-- Begin --
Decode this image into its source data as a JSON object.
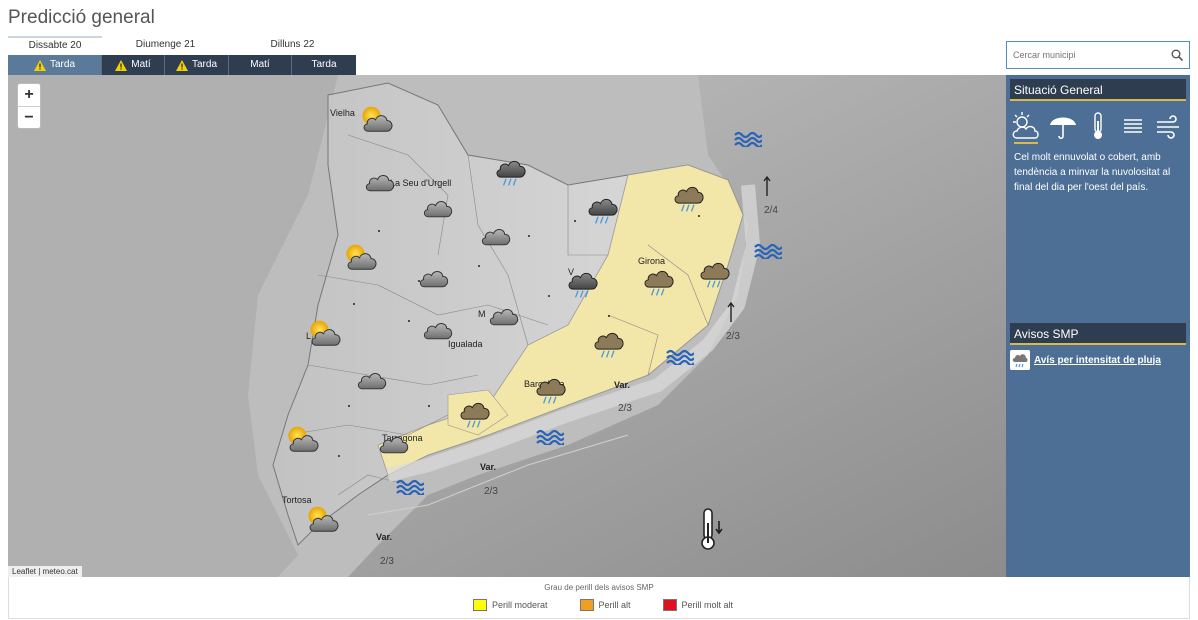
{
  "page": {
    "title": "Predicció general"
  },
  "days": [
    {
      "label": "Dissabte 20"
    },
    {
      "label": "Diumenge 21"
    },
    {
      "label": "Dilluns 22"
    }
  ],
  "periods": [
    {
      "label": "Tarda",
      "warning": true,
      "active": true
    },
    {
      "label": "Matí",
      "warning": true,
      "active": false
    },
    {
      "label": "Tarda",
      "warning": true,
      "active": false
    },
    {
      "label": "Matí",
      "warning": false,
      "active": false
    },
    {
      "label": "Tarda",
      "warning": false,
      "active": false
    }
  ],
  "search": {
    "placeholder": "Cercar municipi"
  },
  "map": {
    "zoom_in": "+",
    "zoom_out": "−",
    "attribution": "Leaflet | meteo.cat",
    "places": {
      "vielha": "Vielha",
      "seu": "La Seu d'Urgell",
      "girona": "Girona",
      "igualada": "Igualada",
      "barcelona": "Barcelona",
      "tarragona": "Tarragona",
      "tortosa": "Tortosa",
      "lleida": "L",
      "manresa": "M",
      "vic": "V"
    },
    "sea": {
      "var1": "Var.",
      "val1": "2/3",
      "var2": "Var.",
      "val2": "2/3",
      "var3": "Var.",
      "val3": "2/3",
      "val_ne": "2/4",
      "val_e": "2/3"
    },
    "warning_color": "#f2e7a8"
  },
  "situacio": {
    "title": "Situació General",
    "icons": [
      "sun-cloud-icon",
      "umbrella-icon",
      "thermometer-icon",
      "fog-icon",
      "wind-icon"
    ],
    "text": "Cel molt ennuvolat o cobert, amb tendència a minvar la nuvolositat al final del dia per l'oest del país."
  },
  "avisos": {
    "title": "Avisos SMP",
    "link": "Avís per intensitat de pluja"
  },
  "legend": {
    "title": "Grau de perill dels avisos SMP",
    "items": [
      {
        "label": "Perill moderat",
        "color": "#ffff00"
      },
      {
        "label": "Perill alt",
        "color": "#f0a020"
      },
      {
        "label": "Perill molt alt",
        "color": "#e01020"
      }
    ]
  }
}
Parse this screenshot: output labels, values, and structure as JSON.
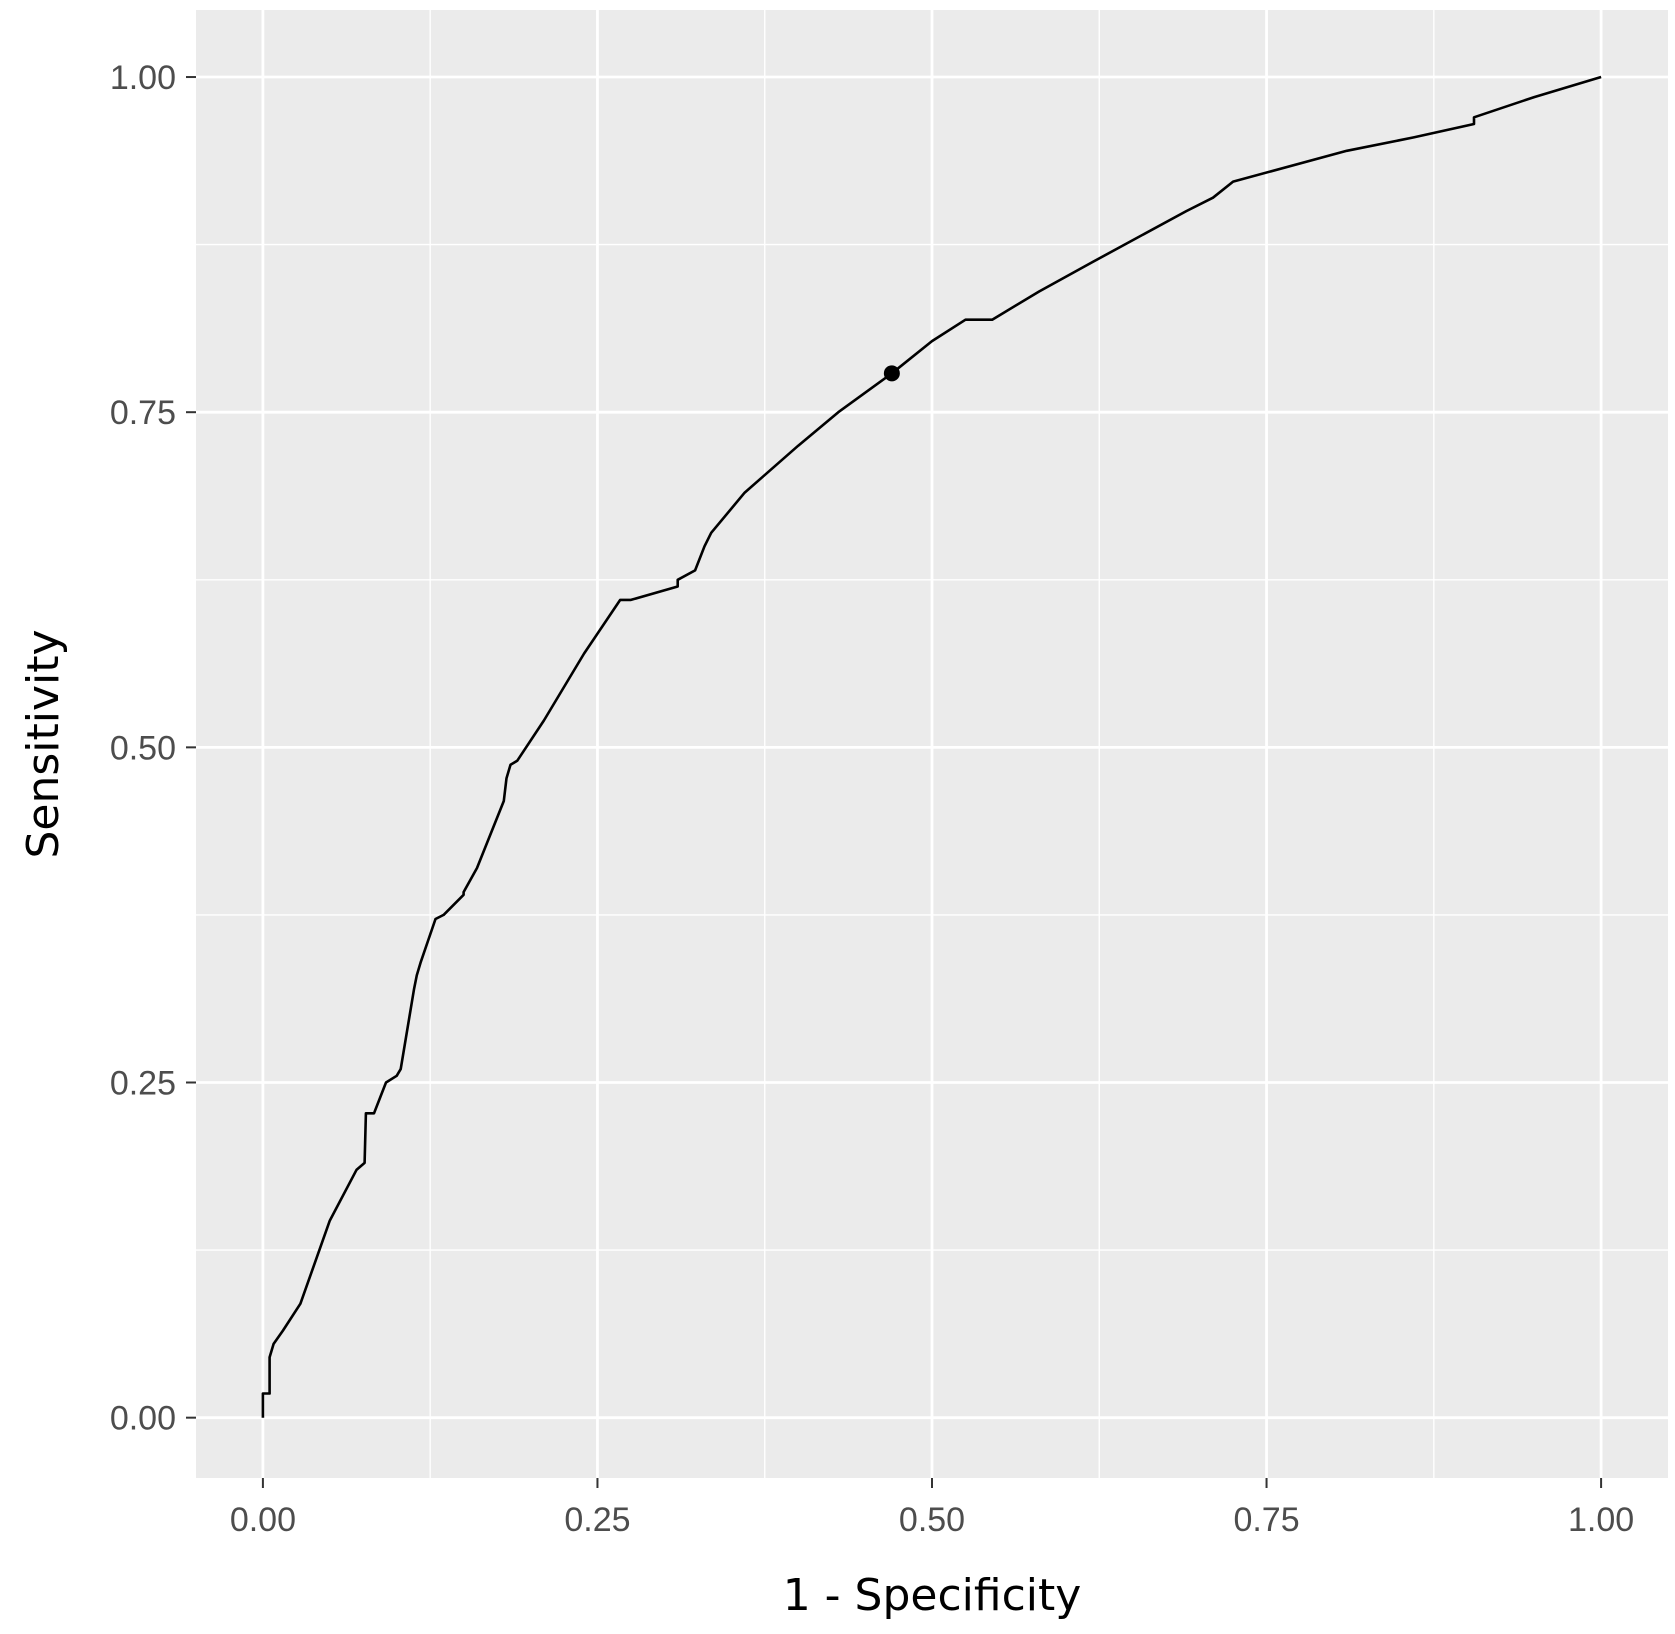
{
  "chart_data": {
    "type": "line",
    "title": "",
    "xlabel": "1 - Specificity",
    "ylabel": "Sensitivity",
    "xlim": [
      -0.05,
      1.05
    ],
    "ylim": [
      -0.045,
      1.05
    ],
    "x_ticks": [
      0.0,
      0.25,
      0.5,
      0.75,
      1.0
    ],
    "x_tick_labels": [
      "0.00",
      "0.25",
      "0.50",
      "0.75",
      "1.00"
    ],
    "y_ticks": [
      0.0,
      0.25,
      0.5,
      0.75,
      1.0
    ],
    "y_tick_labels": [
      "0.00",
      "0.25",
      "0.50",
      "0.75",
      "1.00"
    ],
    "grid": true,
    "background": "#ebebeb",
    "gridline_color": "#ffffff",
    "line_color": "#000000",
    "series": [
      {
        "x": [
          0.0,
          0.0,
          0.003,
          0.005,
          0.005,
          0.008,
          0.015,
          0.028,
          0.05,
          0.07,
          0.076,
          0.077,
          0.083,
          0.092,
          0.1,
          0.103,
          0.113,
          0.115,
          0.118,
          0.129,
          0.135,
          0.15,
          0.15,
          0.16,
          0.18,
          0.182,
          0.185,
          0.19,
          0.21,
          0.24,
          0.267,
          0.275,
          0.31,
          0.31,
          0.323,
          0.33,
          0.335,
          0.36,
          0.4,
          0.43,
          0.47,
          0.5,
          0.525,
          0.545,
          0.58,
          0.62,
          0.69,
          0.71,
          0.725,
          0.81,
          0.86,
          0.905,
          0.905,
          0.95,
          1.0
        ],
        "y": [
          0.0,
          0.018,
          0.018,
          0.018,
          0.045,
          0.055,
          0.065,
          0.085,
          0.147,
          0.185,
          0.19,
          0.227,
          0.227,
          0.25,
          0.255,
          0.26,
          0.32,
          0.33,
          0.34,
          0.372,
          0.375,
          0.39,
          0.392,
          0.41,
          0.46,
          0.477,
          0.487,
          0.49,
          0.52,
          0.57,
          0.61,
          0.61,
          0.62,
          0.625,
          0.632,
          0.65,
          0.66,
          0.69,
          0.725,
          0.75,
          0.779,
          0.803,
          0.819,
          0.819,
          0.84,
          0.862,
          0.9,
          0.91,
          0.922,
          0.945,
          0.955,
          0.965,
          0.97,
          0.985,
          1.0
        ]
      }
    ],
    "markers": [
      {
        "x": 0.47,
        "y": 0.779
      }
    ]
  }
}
-- End --
TASK DETAILS:
Copy every line of the data word for word, omitting the images.

RESPONSE TO THIS EXERCISE:
Decode this image into its source data as a JSON object.
{
  "page": {
    "title": "Predicció general"
  },
  "days": [
    {
      "label": "Dissabte 20"
    },
    {
      "label": "Diumenge 21"
    },
    {
      "label": "Dilluns 22"
    }
  ],
  "periods": [
    {
      "label": "Tarda",
      "warning": true,
      "active": true
    },
    {
      "label": "Matí",
      "warning": true,
      "active": false
    },
    {
      "label": "Tarda",
      "warning": true,
      "active": false
    },
    {
      "label": "Matí",
      "warning": false,
      "active": false
    },
    {
      "label": "Tarda",
      "warning": false,
      "active": false
    }
  ],
  "search": {
    "placeholder": "Cercar municipi"
  },
  "map": {
    "zoom_in": "+",
    "zoom_out": "−",
    "attribution": "Leaflet | meteo.cat",
    "places": {
      "vielha": "Vielha",
      "seu": "La Seu d'Urgell",
      "girona": "Girona",
      "igualada": "Igualada",
      "barcelona": "Barcelona",
      "tarragona": "Tarragona",
      "tortosa": "Tortosa",
      "lleida": "L",
      "manresa": "M",
      "vic": "V"
    },
    "sea": {
      "var1": "Var.",
      "val1": "2/3",
      "var2": "Var.",
      "val2": "2/3",
      "var3": "Var.",
      "val3": "2/3",
      "val_ne": "2/4",
      "val_e": "2/3"
    },
    "warning_color": "#f2e7a8"
  },
  "situacio": {
    "title": "Situació General",
    "icons": [
      "sun-cloud-icon",
      "umbrella-icon",
      "thermometer-icon",
      "fog-icon",
      "wind-icon"
    ],
    "text": "Cel molt ennuvolat o cobert, amb tendència a minvar la nuvolositat al final del dia per l'oest del país."
  },
  "avisos": {
    "title": "Avisos SMP",
    "link": "Avís per intensitat de pluja"
  },
  "legend": {
    "title": "Grau de perill dels avisos SMP",
    "items": [
      {
        "label": "Perill moderat",
        "color": "#ffff00"
      },
      {
        "label": "Perill alt",
        "color": "#f0a020"
      },
      {
        "label": "Perill molt alt",
        "color": "#e01020"
      }
    ]
  }
}
Parse this screenshot: output labels, values, and structure as JSON.
{
  "chart_data": {
    "type": "line",
    "title": "",
    "xlabel": "1 - Specificity",
    "ylabel": "Sensitivity",
    "xlim": [
      -0.05,
      1.05
    ],
    "ylim": [
      -0.045,
      1.05
    ],
    "x_ticks": [
      0.0,
      0.25,
      0.5,
      0.75,
      1.0
    ],
    "x_tick_labels": [
      "0.00",
      "0.25",
      "0.50",
      "0.75",
      "1.00"
    ],
    "y_ticks": [
      0.0,
      0.25,
      0.5,
      0.75,
      1.0
    ],
    "y_tick_labels": [
      "0.00",
      "0.25",
      "0.50",
      "0.75",
      "1.00"
    ],
    "grid": true,
    "background": "#ebebeb",
    "gridline_color": "#ffffff",
    "line_color": "#000000",
    "series": [
      {
        "x": [
          0.0,
          0.0,
          0.003,
          0.005,
          0.005,
          0.008,
          0.015,
          0.028,
          0.05,
          0.07,
          0.076,
          0.077,
          0.083,
          0.092,
          0.1,
          0.103,
          0.113,
          0.115,
          0.118,
          0.129,
          0.135,
          0.15,
          0.15,
          0.16,
          0.18,
          0.182,
          0.185,
          0.19,
          0.21,
          0.24,
          0.267,
          0.275,
          0.31,
          0.31,
          0.323,
          0.33,
          0.335,
          0.36,
          0.4,
          0.43,
          0.47,
          0.5,
          0.525,
          0.545,
          0.58,
          0.62,
          0.69,
          0.71,
          0.725,
          0.81,
          0.86,
          0.905,
          0.905,
          0.95,
          1.0
        ],
        "y": [
          0.0,
          0.018,
          0.018,
          0.018,
          0.045,
          0.055,
          0.065,
          0.085,
          0.147,
          0.185,
          0.19,
          0.227,
          0.227,
          0.25,
          0.255,
          0.26,
          0.32,
          0.33,
          0.34,
          0.372,
          0.375,
          0.39,
          0.392,
          0.41,
          0.46,
          0.477,
          0.487,
          0.49,
          0.52,
          0.57,
          0.61,
          0.61,
          0.62,
          0.625,
          0.632,
          0.65,
          0.66,
          0.69,
          0.725,
          0.75,
          0.779,
          0.803,
          0.819,
          0.819,
          0.84,
          0.862,
          0.9,
          0.91,
          0.922,
          0.945,
          0.955,
          0.965,
          0.97,
          0.985,
          1.0
        ]
      }
    ],
    "markers": [
      {
        "x": 0.47,
        "y": 0.779
      }
    ]
  }
}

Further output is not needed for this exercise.